Extracts from a graphics dataset
——
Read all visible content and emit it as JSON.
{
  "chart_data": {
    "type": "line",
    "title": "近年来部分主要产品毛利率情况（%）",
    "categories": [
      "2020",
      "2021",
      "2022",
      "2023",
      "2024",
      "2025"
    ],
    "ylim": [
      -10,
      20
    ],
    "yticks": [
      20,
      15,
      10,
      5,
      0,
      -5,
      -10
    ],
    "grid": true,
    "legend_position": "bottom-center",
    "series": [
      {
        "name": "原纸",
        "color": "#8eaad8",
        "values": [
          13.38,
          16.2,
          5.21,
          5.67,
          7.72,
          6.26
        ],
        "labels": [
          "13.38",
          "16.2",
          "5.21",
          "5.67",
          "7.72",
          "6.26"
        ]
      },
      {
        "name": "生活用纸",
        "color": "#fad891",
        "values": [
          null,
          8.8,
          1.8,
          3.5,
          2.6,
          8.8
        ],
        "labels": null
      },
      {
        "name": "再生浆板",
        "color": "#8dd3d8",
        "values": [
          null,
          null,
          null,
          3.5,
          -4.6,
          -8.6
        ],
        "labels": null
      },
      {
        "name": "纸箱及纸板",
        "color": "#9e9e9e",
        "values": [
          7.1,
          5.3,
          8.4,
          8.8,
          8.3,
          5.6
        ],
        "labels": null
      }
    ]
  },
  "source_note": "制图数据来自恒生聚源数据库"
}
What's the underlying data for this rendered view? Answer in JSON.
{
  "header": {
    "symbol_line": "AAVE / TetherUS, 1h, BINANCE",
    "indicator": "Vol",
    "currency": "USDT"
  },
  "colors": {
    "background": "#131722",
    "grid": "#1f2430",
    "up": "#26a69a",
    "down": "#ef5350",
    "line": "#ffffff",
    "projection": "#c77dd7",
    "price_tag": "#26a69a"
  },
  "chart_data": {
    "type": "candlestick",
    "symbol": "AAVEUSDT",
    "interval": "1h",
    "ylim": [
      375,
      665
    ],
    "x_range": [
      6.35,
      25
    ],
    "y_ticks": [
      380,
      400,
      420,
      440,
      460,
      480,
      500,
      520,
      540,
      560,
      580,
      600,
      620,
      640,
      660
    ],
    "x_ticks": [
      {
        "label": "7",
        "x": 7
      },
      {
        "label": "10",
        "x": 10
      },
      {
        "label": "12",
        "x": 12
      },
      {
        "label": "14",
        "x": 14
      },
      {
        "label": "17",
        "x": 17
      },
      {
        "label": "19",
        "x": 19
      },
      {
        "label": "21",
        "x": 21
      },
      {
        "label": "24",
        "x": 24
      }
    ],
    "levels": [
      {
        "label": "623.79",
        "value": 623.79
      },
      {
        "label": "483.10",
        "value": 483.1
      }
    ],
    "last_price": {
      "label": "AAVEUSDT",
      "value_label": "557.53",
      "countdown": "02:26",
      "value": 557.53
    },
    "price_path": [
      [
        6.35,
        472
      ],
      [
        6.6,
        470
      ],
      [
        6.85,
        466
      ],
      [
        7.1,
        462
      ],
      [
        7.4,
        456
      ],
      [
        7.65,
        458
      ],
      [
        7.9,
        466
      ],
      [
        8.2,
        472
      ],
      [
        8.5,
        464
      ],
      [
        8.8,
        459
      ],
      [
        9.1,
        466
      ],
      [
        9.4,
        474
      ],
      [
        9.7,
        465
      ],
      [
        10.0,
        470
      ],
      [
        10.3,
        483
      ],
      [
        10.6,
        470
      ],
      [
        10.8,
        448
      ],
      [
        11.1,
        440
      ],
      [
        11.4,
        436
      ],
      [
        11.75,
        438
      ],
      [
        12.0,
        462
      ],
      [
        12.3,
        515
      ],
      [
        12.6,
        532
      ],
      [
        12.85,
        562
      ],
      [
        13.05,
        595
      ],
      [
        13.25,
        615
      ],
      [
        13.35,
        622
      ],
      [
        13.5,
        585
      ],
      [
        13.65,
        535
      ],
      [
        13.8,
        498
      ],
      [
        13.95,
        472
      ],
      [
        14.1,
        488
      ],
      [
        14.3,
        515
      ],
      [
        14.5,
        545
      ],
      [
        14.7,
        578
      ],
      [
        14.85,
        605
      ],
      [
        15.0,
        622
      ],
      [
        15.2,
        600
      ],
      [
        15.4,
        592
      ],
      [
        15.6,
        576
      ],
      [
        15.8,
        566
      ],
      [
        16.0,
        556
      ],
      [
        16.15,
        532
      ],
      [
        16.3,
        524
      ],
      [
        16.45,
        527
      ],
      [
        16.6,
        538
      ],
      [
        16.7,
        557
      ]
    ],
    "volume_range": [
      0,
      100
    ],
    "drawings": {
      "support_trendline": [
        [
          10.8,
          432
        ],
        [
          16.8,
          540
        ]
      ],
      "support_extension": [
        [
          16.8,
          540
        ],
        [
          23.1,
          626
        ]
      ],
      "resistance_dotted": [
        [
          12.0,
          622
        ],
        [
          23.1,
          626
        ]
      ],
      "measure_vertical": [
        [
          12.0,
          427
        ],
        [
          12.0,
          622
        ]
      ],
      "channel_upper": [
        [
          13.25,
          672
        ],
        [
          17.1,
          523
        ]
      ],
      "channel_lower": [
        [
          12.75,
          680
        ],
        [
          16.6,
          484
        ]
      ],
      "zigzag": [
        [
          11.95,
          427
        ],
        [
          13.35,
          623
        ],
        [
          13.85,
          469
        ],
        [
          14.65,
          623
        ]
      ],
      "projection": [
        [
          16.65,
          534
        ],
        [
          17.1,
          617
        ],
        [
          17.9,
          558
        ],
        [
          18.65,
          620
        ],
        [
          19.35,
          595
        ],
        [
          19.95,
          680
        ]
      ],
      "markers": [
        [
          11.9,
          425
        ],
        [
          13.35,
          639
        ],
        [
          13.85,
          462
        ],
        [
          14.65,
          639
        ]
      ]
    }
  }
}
——
### TASK OBJECTIVE
Please set down the whole listing above without altering a single line.

### SOLUTION
Read all visible content and emit it as JSON.
{
  "chart_data": {
    "type": "line",
    "title": "近年来部分主要产品毛利率情况（%）",
    "categories": [
      "2020",
      "2021",
      "2022",
      "2023",
      "2024",
      "2025"
    ],
    "ylim": [
      -10,
      20
    ],
    "yticks": [
      20,
      15,
      10,
      5,
      0,
      -5,
      -10
    ],
    "grid": true,
    "legend_position": "bottom-center",
    "series": [
      {
        "name": "原纸",
        "color": "#8eaad8",
        "values": [
          13.38,
          16.2,
          5.21,
          5.67,
          7.72,
          6.26
        ],
        "labels": [
          "13.38",
          "16.2",
          "5.21",
          "5.67",
          "7.72",
          "6.26"
        ]
      },
      {
        "name": "生活用纸",
        "color": "#fad891",
        "values": [
          null,
          8.8,
          1.8,
          3.5,
          2.6,
          8.8
        ],
        "labels": null
      },
      {
        "name": "再生浆板",
        "color": "#8dd3d8",
        "values": [
          null,
          null,
          null,
          3.5,
          -4.6,
          -8.6
        ],
        "labels": null
      },
      {
        "name": "纸箱及纸板",
        "color": "#9e9e9e",
        "values": [
          7.1,
          5.3,
          8.4,
          8.8,
          8.3,
          5.6
        ],
        "labels": null
      }
    ]
  },
  "source_note": "制图数据来自恒生聚源数据库"
}
What's the underlying data for this rendered view? Answer in JSON.
{
  "header": {
    "symbol_line": "AAVE / TetherUS, 1h, BINANCE",
    "indicator": "Vol",
    "currency": "USDT"
  },
  "colors": {
    "background": "#131722",
    "grid": "#1f2430",
    "up": "#26a69a",
    "down": "#ef5350",
    "line": "#ffffff",
    "projection": "#c77dd7",
    "price_tag": "#26a69a"
  },
  "chart_data": {
    "type": "candlestick",
    "symbol": "AAVEUSDT",
    "interval": "1h",
    "ylim": [
      375,
      665
    ],
    "x_range": [
      6.35,
      25
    ],
    "y_ticks": [
      380,
      400,
      420,
      440,
      460,
      480,
      500,
      520,
      540,
      560,
      580,
      600,
      620,
      640,
      660
    ],
    "x_ticks": [
      {
        "label": "7",
        "x": 7
      },
      {
        "label": "10",
        "x": 10
      },
      {
        "label": "12",
        "x": 12
      },
      {
        "label": "14",
        "x": 14
      },
      {
        "label": "17",
        "x": 17
      },
      {
        "label": "19",
        "x": 19
      },
      {
        "label": "21",
        "x": 21
      },
      {
        "label": "24",
        "x": 24
      }
    ],
    "levels": [
      {
        "label": "623.79",
        "value": 623.79
      },
      {
        "label": "483.10",
        "value": 483.1
      }
    ],
    "last_price": {
      "label": "AAVEUSDT",
      "value_label": "557.53",
      "countdown": "02:26",
      "value": 557.53
    },
    "price_path": [
      [
        6.35,
        472
      ],
      [
        6.6,
        470
      ],
      [
        6.85,
        466
      ],
      [
        7.1,
        462
      ],
      [
        7.4,
        456
      ],
      [
        7.65,
        458
      ],
      [
        7.9,
        466
      ],
      [
        8.2,
        472
      ],
      [
        8.5,
        464
      ],
      [
        8.8,
        459
      ],
      [
        9.1,
        466
      ],
      [
        9.4,
        474
      ],
      [
        9.7,
        465
      ],
      [
        10.0,
        470
      ],
      [
        10.3,
        483
      ],
      [
        10.6,
        470
      ],
      [
        10.8,
        448
      ],
      [
        11.1,
        440
      ],
      [
        11.4,
        436
      ],
      [
        11.75,
        438
      ],
      [
        12.0,
        462
      ],
      [
        12.3,
        515
      ],
      [
        12.6,
        532
      ],
      [
        12.85,
        562
      ],
      [
        13.05,
        595
      ],
      [
        13.25,
        615
      ],
      [
        13.35,
        622
      ],
      [
        13.5,
        585
      ],
      [
        13.65,
        535
      ],
      [
        13.8,
        498
      ],
      [
        13.95,
        472
      ],
      [
        14.1,
        488
      ],
      [
        14.3,
        515
      ],
      [
        14.5,
        545
      ],
      [
        14.7,
        578
      ],
      [
        14.85,
        605
      ],
      [
        15.0,
        622
      ],
      [
        15.2,
        600
      ],
      [
        15.4,
        592
      ],
      [
        15.6,
        576
      ],
      [
        15.8,
        566
      ],
      [
        16.0,
        556
      ],
      [
        16.15,
        532
      ],
      [
        16.3,
        524
      ],
      [
        16.45,
        527
      ],
      [
        16.6,
        538
      ],
      [
        16.7,
        557
      ]
    ],
    "volume_range": [
      0,
      100
    ],
    "drawings": {
      "support_trendline": [
        [
          10.8,
          432
        ],
        [
          16.8,
          540
        ]
      ],
      "support_extension": [
        [
          16.8,
          540
        ],
        [
          23.1,
          626
        ]
      ],
      "resistance_dotted": [
        [
          12.0,
          622
        ],
        [
          23.1,
          626
        ]
      ],
      "measure_vertical": [
        [
          12.0,
          427
        ],
        [
          12.0,
          622
        ]
      ],
      "channel_upper": [
        [
          13.25,
          672
        ],
        [
          17.1,
          523
        ]
      ],
      "channel_lower": [
        [
          12.75,
          680
        ],
        [
          16.6,
          484
        ]
      ],
      "zigzag": [
        [
          11.95,
          427
        ],
        [
          13.35,
          623
        ],
        [
          13.85,
          469
        ],
        [
          14.65,
          623
        ]
      ],
      "projection": [
        [
          16.65,
          534
        ],
        [
          17.1,
          617
        ],
        [
          17.9,
          558
        ],
        [
          18.65,
          620
        ],
        [
          19.35,
          595
        ],
        [
          19.95,
          680
        ]
      ],
      "markers": [
        [
          11.9,
          425
        ],
        [
          13.35,
          639
        ],
        [
          13.85,
          462
        ],
        [
          14.65,
          639
        ]
      ]
    }
  }
}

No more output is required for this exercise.